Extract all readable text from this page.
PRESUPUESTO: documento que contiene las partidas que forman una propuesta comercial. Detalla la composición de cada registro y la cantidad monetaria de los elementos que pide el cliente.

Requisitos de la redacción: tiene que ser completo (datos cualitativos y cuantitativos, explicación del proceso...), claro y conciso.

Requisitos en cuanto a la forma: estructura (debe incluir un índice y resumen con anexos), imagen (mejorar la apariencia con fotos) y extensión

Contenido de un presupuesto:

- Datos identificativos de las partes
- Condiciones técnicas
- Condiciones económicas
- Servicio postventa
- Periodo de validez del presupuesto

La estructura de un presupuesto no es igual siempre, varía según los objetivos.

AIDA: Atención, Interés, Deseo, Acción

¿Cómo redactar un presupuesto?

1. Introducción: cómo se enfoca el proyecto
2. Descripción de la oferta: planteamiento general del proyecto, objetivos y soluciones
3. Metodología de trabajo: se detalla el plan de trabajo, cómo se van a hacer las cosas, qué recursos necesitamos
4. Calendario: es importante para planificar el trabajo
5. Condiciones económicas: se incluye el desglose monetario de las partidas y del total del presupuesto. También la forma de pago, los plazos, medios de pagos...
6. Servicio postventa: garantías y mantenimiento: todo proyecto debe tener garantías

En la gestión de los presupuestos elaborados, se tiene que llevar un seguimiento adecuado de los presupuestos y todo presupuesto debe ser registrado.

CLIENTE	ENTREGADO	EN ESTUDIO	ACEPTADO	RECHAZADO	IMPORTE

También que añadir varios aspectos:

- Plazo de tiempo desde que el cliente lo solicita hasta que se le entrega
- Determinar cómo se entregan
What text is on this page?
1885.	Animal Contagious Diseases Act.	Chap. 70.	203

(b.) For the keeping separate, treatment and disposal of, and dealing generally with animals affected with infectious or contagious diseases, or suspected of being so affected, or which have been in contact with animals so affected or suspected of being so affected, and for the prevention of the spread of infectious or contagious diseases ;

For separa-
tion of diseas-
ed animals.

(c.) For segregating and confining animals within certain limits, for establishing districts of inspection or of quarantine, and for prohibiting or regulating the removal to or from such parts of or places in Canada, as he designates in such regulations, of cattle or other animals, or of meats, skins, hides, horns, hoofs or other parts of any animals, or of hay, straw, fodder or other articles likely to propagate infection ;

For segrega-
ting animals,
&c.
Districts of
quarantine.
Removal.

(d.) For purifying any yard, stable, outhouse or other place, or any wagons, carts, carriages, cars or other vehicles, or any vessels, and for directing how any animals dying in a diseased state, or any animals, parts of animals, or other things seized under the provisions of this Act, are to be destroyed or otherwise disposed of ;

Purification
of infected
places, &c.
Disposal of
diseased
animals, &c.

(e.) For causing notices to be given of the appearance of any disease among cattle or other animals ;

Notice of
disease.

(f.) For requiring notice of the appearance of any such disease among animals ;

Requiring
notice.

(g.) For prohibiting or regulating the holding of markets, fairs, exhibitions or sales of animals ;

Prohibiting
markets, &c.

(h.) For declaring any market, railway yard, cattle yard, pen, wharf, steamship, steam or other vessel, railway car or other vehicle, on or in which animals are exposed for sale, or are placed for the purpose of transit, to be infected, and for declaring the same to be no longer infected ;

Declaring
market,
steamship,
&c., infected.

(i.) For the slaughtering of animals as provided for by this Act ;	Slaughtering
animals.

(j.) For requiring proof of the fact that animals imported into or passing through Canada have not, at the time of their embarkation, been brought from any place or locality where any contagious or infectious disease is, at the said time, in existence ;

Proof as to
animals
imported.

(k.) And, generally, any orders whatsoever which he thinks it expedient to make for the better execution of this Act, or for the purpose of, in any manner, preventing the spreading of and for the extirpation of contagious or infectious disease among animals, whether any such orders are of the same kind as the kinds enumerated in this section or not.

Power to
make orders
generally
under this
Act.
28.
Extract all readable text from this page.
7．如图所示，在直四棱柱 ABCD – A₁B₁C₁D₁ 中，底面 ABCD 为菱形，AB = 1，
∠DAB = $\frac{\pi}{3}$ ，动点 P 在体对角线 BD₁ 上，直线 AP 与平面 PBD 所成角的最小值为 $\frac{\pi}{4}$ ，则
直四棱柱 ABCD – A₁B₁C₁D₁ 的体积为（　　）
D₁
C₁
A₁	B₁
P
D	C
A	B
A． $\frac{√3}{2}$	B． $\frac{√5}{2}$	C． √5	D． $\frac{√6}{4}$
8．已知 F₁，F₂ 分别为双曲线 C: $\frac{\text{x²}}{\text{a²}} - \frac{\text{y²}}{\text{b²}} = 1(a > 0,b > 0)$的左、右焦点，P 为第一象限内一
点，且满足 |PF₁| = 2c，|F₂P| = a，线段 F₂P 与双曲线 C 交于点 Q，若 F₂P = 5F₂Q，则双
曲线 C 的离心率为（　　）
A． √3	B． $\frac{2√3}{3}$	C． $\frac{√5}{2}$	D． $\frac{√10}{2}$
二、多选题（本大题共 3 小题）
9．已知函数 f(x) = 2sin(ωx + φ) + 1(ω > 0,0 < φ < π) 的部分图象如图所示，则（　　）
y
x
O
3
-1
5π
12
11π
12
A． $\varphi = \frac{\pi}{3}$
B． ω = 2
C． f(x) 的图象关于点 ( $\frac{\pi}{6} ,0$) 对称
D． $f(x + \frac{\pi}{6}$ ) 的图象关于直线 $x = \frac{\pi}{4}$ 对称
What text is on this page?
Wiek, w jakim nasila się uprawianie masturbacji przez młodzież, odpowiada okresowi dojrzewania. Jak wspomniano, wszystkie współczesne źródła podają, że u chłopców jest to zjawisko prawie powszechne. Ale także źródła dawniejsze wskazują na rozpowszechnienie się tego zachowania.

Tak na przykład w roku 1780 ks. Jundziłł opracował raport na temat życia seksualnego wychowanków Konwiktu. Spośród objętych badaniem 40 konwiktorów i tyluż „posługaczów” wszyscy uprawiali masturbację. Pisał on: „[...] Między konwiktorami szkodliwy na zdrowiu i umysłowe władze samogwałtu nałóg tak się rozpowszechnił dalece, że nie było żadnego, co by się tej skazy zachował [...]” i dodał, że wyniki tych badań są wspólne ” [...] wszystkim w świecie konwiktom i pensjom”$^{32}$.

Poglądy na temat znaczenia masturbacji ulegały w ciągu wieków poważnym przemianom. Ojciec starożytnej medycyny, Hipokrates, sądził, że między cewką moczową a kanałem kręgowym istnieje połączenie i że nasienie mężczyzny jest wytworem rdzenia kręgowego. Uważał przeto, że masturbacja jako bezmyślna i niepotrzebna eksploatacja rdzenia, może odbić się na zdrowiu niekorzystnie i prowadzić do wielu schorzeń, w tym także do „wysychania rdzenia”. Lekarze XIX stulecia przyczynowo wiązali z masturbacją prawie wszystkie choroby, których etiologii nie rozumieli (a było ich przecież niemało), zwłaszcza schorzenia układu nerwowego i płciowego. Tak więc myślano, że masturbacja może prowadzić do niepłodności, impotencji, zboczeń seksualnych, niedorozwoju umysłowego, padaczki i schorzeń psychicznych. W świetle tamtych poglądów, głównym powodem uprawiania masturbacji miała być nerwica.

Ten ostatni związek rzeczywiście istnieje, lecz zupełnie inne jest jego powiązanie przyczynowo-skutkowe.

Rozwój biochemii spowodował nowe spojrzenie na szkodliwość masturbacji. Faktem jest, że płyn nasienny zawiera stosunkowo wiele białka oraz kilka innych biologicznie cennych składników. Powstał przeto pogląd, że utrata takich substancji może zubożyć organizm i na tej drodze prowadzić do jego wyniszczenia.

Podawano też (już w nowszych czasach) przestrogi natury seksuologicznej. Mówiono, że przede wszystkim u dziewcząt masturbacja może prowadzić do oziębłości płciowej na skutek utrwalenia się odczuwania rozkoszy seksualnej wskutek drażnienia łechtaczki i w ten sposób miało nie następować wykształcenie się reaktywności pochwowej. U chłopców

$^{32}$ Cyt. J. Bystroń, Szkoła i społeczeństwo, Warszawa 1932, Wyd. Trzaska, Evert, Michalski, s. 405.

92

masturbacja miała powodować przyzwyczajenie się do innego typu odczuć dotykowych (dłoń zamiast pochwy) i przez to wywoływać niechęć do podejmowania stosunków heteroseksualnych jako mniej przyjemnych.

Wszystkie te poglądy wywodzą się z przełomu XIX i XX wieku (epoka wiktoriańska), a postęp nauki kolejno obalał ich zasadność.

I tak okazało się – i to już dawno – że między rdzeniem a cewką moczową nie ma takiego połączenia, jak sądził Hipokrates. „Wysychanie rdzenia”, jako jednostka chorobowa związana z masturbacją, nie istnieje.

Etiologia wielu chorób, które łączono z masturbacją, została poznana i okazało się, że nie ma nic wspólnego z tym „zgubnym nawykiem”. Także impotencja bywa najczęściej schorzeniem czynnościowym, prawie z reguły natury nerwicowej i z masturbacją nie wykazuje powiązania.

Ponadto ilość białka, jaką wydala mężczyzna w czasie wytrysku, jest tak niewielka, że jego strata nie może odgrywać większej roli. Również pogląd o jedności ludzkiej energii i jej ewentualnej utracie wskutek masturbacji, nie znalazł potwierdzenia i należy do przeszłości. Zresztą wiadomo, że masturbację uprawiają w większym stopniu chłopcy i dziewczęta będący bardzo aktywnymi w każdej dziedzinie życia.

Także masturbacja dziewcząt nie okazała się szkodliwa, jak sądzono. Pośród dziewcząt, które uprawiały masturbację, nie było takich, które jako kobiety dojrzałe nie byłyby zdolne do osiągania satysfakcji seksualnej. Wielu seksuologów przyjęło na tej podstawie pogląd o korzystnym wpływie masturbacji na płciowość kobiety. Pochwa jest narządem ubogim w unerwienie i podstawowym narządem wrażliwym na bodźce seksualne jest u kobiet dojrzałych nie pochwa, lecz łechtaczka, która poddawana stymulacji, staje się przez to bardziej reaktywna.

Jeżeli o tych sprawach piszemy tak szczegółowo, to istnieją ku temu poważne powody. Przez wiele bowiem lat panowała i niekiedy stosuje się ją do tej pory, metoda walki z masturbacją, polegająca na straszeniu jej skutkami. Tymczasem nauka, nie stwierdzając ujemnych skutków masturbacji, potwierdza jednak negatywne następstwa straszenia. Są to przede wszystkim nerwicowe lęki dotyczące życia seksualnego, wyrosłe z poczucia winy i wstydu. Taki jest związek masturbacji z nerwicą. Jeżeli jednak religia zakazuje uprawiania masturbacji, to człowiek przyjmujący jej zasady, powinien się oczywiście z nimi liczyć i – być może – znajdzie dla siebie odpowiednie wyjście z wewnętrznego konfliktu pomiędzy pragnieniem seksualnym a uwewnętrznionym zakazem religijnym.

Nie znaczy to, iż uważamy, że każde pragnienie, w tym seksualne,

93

§

▶ [Task brief]
Filter out every line that lacks the word "orders", and copy the rest.

▶ [The reply]
(k.) And, generally, any orders whatsoever which he thinks it expedient to make for the better execution of this Act, or for the purpose of, in any manner, preventing the spreading of and for the extirpation of contagious or infectious disease among animals, whether any such orders are of the same kind as the kinds enumerated in this section or not.
make orders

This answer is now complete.